### Written task
Give every line of the material again, exactly as written.

### Record list
□ □ □
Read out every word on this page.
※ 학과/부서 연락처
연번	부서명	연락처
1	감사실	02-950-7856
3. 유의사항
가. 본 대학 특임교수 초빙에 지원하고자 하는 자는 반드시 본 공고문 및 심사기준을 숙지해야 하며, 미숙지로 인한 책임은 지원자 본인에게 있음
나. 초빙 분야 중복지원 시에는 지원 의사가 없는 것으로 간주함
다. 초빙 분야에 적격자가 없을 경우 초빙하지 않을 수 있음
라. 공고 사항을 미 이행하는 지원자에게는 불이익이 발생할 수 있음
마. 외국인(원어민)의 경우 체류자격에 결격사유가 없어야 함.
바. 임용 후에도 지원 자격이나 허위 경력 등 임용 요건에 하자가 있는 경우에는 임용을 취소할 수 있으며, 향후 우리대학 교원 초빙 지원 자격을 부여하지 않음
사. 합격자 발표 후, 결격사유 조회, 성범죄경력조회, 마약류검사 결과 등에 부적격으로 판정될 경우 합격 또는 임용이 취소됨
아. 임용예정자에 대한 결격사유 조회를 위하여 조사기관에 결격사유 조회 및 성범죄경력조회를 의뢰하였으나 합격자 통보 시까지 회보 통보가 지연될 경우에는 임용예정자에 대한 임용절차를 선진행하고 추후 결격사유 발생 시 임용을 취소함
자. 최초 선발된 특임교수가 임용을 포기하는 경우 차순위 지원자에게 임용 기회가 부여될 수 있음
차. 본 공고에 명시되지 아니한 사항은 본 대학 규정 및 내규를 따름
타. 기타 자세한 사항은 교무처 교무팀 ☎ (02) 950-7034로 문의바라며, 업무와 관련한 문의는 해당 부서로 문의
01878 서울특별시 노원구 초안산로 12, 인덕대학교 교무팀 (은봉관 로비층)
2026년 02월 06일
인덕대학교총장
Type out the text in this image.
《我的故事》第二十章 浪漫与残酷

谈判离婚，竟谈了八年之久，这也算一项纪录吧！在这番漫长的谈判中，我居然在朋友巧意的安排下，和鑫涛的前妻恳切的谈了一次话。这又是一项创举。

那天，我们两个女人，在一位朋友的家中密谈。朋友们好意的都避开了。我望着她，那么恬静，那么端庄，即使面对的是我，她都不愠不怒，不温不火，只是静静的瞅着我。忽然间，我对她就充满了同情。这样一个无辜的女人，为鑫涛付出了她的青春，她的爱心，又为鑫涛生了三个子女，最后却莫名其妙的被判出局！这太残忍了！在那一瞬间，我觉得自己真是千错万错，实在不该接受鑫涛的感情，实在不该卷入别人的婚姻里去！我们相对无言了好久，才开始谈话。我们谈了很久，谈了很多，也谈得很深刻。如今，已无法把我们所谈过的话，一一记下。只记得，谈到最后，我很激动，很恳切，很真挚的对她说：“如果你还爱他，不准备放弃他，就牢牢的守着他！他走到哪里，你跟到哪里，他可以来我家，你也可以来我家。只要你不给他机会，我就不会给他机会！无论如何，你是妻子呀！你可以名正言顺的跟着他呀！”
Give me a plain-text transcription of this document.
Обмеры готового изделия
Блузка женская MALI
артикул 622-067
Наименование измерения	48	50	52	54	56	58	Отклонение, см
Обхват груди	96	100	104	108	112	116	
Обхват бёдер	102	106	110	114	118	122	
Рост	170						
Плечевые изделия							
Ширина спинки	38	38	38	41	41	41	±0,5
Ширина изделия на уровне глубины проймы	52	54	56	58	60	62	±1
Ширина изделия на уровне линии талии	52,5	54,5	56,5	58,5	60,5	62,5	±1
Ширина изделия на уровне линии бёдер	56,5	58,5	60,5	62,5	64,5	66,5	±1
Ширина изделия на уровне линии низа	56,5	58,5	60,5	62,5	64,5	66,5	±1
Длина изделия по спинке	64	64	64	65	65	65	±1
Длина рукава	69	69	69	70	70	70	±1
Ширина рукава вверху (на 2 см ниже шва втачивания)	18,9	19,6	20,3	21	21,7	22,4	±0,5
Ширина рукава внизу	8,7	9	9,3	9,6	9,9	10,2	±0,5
□ □ □
### Answer to the task
Read out every word on this page.
※ 학과/부서 연락처
연번	부서명	연락처
1	감사실	02-950-7856
3. 유의사항
가. 본 대학 특임교수 초빙에 지원하고자 하는 자는 반드시 본 공고문 및 심사기준을 숙지해야 하며, 미숙지로 인한 책임은 지원자 본인에게 있음
나. 초빙 분야 중복지원 시에는 지원 의사가 없는 것으로 간주함
다. 초빙 분야에 적격자가 없을 경우 초빙하지 않을 수 있음
라. 공고 사항을 미 이행하는 지원자에게는 불이익이 발생할 수 있음
마. 외국인(원어민)의 경우 체류자격에 결격사유가 없어야 함.
바. 임용 후에도 지원 자격이나 허위 경력 등 임용 요건에 하자가 있는 경우에는 임용을 취소할 수 있으며, 향후 우리대학 교원 초빙 지원 자격을 부여하지 않음
사. 합격자 발표 후, 결격사유 조회, 성범죄경력조회, 마약류검사 결과 등에 부적격으로 판정될 경우 합격 또는 임용이 취소됨
아. 임용예정자에 대한 결격사유 조회를 위하여 조사기관에 결격사유 조회 및 성범죄경력조회를 의뢰하였으나 합격자 통보 시까지 회보 통보가 지연될 경우에는 임용예정자에 대한 임용절차를 선진행하고 추후 결격사유 발생 시 임용을 취소함
자. 최초 선발된 특임교수가 임용을 포기하는 경우 차순위 지원자에게 임용 기회가 부여될 수 있음
차. 본 공고에 명시되지 아니한 사항은 본 대학 규정 및 내규를 따름
타. 기타 자세한 사항은 교무처 교무팀 ☎ (02) 950-7034로 문의바라며, 업무와 관련한 문의는 해당 부서로 문의
01878 서울특별시 노원구 초안산로 12, 인덕대학교 교무팀 (은봉관 로비층)
2026년 02월 06일
인덕대학교총장
Type out the text in this image.
《我的故事》第二十章 浪漫与残酷

谈判离婚，竟谈了八年之久，这也算一项纪录吧！在这番漫长的谈判中，我居然在朋友巧意的安排下，和鑫涛的前妻恳切的谈了一次话。这又是一项创举。

那天，我们两个女人，在一位朋友的家中密谈。朋友们好意的都避开了。我望着她，那么恬静，那么端庄，即使面对的是我，她都不愠不怒，不温不火，只是静静的瞅着我。忽然间，我对她就充满了同情。这样一个无辜的女人，为鑫涛付出了她的青春，她的爱心，又为鑫涛生了三个子女，最后却莫名其妙的被判出局！这太残忍了！在那一瞬间，我觉得自己真是千错万错，实在不该接受鑫涛的感情，实在不该卷入别人的婚姻里去！我们相对无言了好久，才开始谈话。我们谈了很久，谈了很多，也谈得很深刻。如今，已无法把我们所谈过的话，一一记下。只记得，谈到最后，我很激动，很恳切，很真挚的对她说：“如果你还爱他，不准备放弃他，就牢牢的守着他！他走到哪里，你跟到哪里，他可以来我家，你也可以来我家。只要你不给他机会，我就不会给他机会！无论如何，你是妻子呀！你可以名正言顺的跟着他呀！”
Give me a plain-text transcription of this document.
Обмеры готового изделия
Блузка женская MALI
артикул 622-067
Наименование измерения	48	50	52	54	56	58	Отклонение, см
Обхват груди	96	100	104	108	112	116	
Обхват бёдер	102	106	110	114	118	122	
Рост	170						
Плечевые изделия							
Ширина спинки	38	38	38	41	41	41	±0,5
Ширина изделия на уровне глубины проймы	52	54	56	58	60	62	±1
Ширина изделия на уровне линии талии	52,5	54,5	56,5	58,5	60,5	62,5	±1
Ширина изделия на уровне линии бёдер	56,5	58,5	60,5	62,5	64,5	66,5	±1
Ширина изделия на уровне линии низа	56,5	58,5	60,5	62,5	64,5	66,5	±1
Длина изделия по спинке	64	64	64	65	65	65	±1
Длина рукава	69	69	69	70	70	70	±1
Ширина рукава вверху (на 2 см ниже шва втачивания)	18,9	19,6	20,3	21	21,7	22,4	±0,5
Ширина рукава внизу	8,7	9	9,3	9,6	9,9	10,2	±0,5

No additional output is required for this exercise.